>> start
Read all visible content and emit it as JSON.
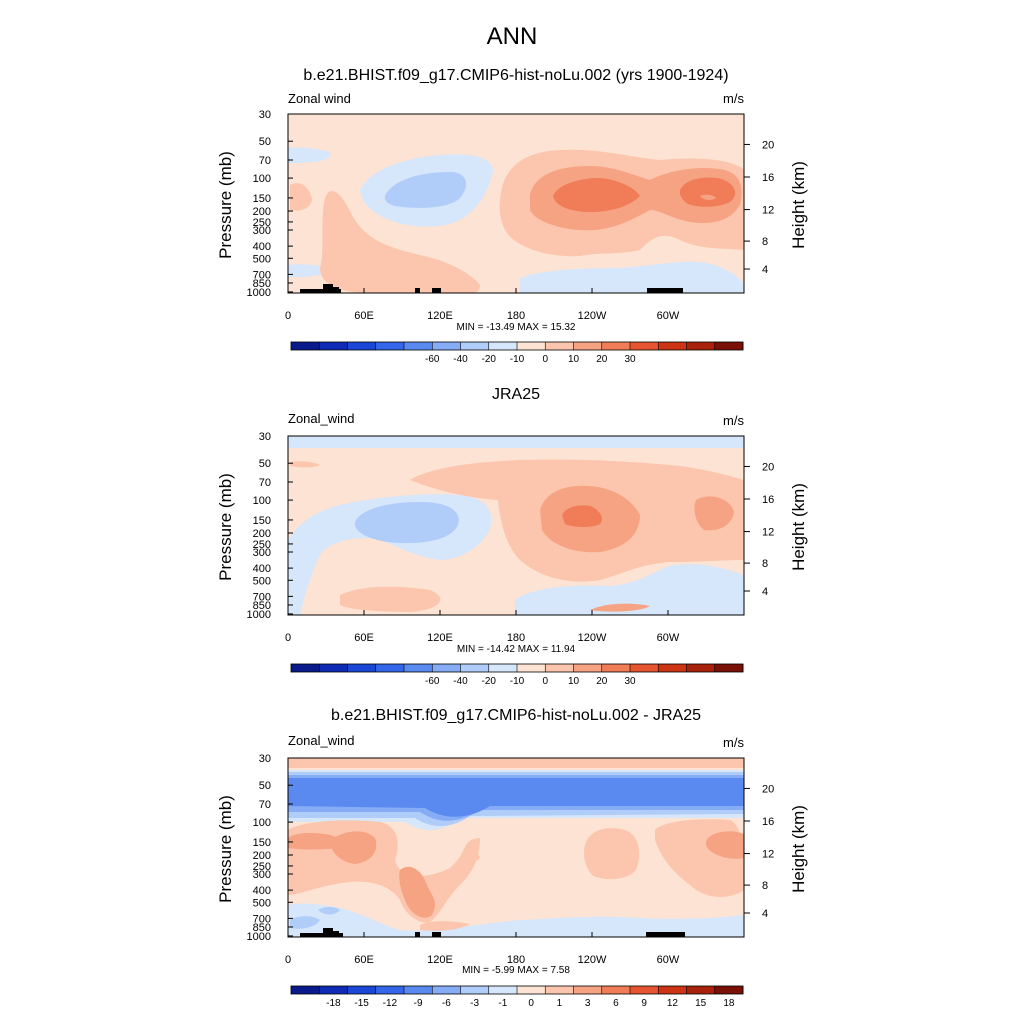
{
  "figure": {
    "title": "ANN"
  },
  "chart_data": [
    {
      "type": "heatmap",
      "title": "b.e21.BHIST.f09_g17.CMIP6-hist-noLu.002 (yrs 1900-1924)",
      "left_label": "Zonal wind",
      "right_label": "m/s",
      "xlabel": "",
      "ylabel": "Pressure (mb)",
      "y2label": "Height (km)",
      "x_ticks": [
        "0",
        "60E",
        "120E",
        "180",
        "120W",
        "60W"
      ],
      "y_ticks": [
        "30",
        "50",
        "70",
        "100",
        "150",
        "200",
        "250",
        "300",
        "400",
        "500",
        "700",
        "850",
        "1000"
      ],
      "y2_ticks": [
        "20",
        "16",
        "12",
        "8",
        "4"
      ],
      "stats": "MIN = -13.49  MAX =  15.32",
      "colorbar": {
        "labels": [
          "-60",
          "-40",
          "-20",
          "-10",
          "0",
          "10",
          "20",
          "30"
        ]
      },
      "has_topography": true
    },
    {
      "type": "heatmap",
      "title": "JRA25",
      "left_label": "Zonal_wind",
      "right_label": "m/s",
      "xlabel": "",
      "ylabel": "Pressure (mb)",
      "y2label": "Height (km)",
      "x_ticks": [
        "0",
        "60E",
        "120E",
        "180",
        "120W",
        "60W"
      ],
      "y_ticks": [
        "30",
        "50",
        "70",
        "100",
        "150",
        "200",
        "250",
        "300",
        "400",
        "500",
        "700",
        "850",
        "1000"
      ],
      "y2_ticks": [
        "20",
        "16",
        "12",
        "8",
        "4"
      ],
      "stats": "MIN = -14.42  MAX =  11.94",
      "colorbar": {
        "labels": [
          "-60",
          "-40",
          "-20",
          "-10",
          "0",
          "10",
          "20",
          "30"
        ]
      },
      "has_topography": false
    },
    {
      "type": "heatmap",
      "title": "b.e21.BHIST.f09_g17.CMIP6-hist-noLu.002 - JRA25",
      "left_label": "Zonal_wind",
      "right_label": "m/s",
      "xlabel": "",
      "ylabel": "Pressure (mb)",
      "y2label": "Height (km)",
      "x_ticks": [
        "0",
        "60E",
        "120E",
        "180",
        "120W",
        "60W"
      ],
      "y_ticks": [
        "30",
        "50",
        "70",
        "100",
        "150",
        "200",
        "250",
        "300",
        "400",
        "500",
        "700",
        "850",
        "1000"
      ],
      "y2_ticks": [
        "20",
        "16",
        "12",
        "8",
        "4"
      ],
      "stats": "MIN = -5.99  MAX =  7.58",
      "colorbar": {
        "labels": [
          "-18",
          "-15",
          "-12",
          "-9",
          "-6",
          "-3",
          "-1",
          "0",
          "1",
          "3",
          "6",
          "9",
          "12",
          "15",
          "18"
        ]
      },
      "has_topography": true
    }
  ],
  "palette": {
    "colorbar_colors": [
      "#081a8c",
      "#0d2bb5",
      "#1a47d6",
      "#3366e8",
      "#5a8af0",
      "#86acf5",
      "#b0ccf8",
      "#d6e6fb",
      "#fde3d3",
      "#fbc6ad",
      "#f6a383",
      "#f07c58",
      "#e5552f",
      "#cc3414",
      "#a8210b",
      "#7a1006"
    ],
    "field": {
      "neutral_pos": "#fde3d3",
      "light_red": "#fbc6ad",
      "mid_red": "#f6a383",
      "red": "#f07c58",
      "neutral_neg": "#d6e6fb",
      "light_blue": "#b0ccf8",
      "blue": "#86acf5",
      "mid_blue": "#5a8af0"
    }
  }
}
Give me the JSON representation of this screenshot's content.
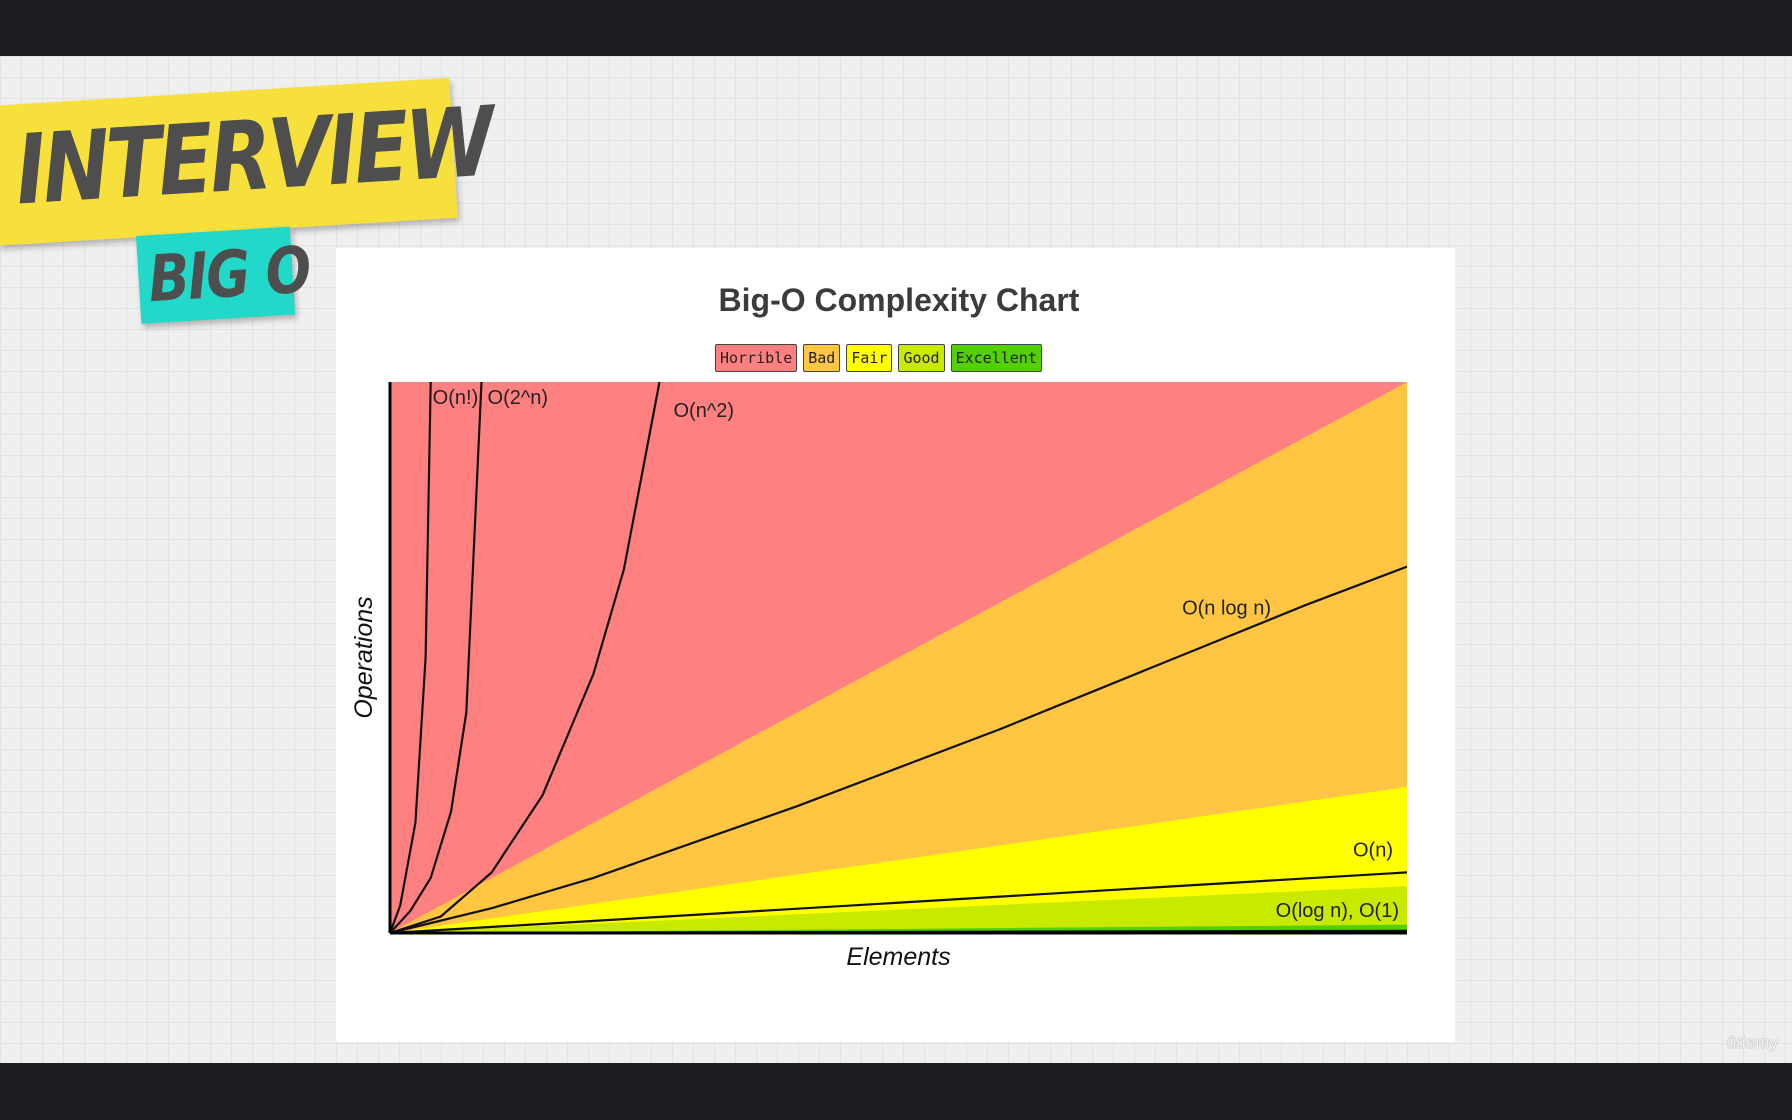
{
  "stickers": {
    "main": "INTERVIEW",
    "sub": "BIG O"
  },
  "watermark": "ûdemy",
  "chart_data": {
    "type": "area",
    "title": "Big-O Complexity Chart",
    "xlabel": "Elements",
    "ylabel": "Operations",
    "legend": {
      "placement": "top-center",
      "items": [
        {
          "label": "Horrible",
          "color": "#ff8080"
        },
        {
          "label": "Bad",
          "color": "#ffc543"
        },
        {
          "label": "Fair",
          "color": "#ffff00"
        },
        {
          "label": "Good",
          "color": "#c8ea00"
        },
        {
          "label": "Excellent",
          "color": "#53d000"
        }
      ]
    },
    "xlim": [
      0,
      100
    ],
    "ylim": [
      0,
      100
    ],
    "regions": [
      {
        "category": "Horrible",
        "color": "#ff8080",
        "upper_at_x100": 100
      },
      {
        "category": "Bad",
        "color": "#ffc543",
        "upper_at_x100": 100
      },
      {
        "category": "Fair",
        "color": "#ffff00",
        "upper_at_x100": 26.5
      },
      {
        "category": "Good",
        "color": "#c8ea00",
        "upper_at_x100": 8.5
      },
      {
        "category": "Excellent",
        "color": "#53d000",
        "upper_at_x100": 1.5
      }
    ],
    "series": [
      {
        "name": "O(n!)",
        "points": [
          [
            0,
            0
          ],
          [
            1,
            5
          ],
          [
            2.5,
            20
          ],
          [
            3.5,
            50
          ],
          [
            4,
            100
          ]
        ]
      },
      {
        "name": "O(2^n)",
        "points": [
          [
            0,
            0
          ],
          [
            2,
            4
          ],
          [
            4,
            10
          ],
          [
            6,
            22
          ],
          [
            7.5,
            40
          ],
          [
            9,
            100
          ]
        ]
      },
      {
        "name": "O(n^2)",
        "points": [
          [
            0,
            0
          ],
          [
            5,
            3
          ],
          [
            10,
            11
          ],
          [
            15,
            25
          ],
          [
            20,
            47
          ],
          [
            23,
            66
          ],
          [
            26.5,
            100
          ]
        ]
      },
      {
        "name": "O(n log n)",
        "points": [
          [
            0,
            0
          ],
          [
            10,
            4.5
          ],
          [
            20,
            10
          ],
          [
            30,
            16.5
          ],
          [
            40,
            23
          ],
          [
            50,
            30
          ],
          [
            60,
            37
          ],
          [
            70,
            44.5
          ],
          [
            80,
            52
          ],
          [
            90,
            59.5
          ],
          [
            100,
            66.5
          ]
        ]
      },
      {
        "name": "O(n)",
        "points": [
          [
            0,
            0
          ],
          [
            100,
            11
          ]
        ]
      },
      {
        "name": "O(log n), O(1)",
        "points": [
          [
            0,
            0
          ],
          [
            100,
            0.4
          ]
        ]
      }
    ]
  }
}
>> end
◆ **GIVEN INSTRUCTION**: Collect the lines that hold "noLu".

◆ **SOLUTION FOR THIS EXERCISE**:
      "title": "b.e21.BHIST.f09_g17.CMIP6-hist-noLu.002 (yrs 1900-1924)",
      "title": "b.e21.BHIST.f09_g17.CMIP6-hist-noLu.002 - JRA25",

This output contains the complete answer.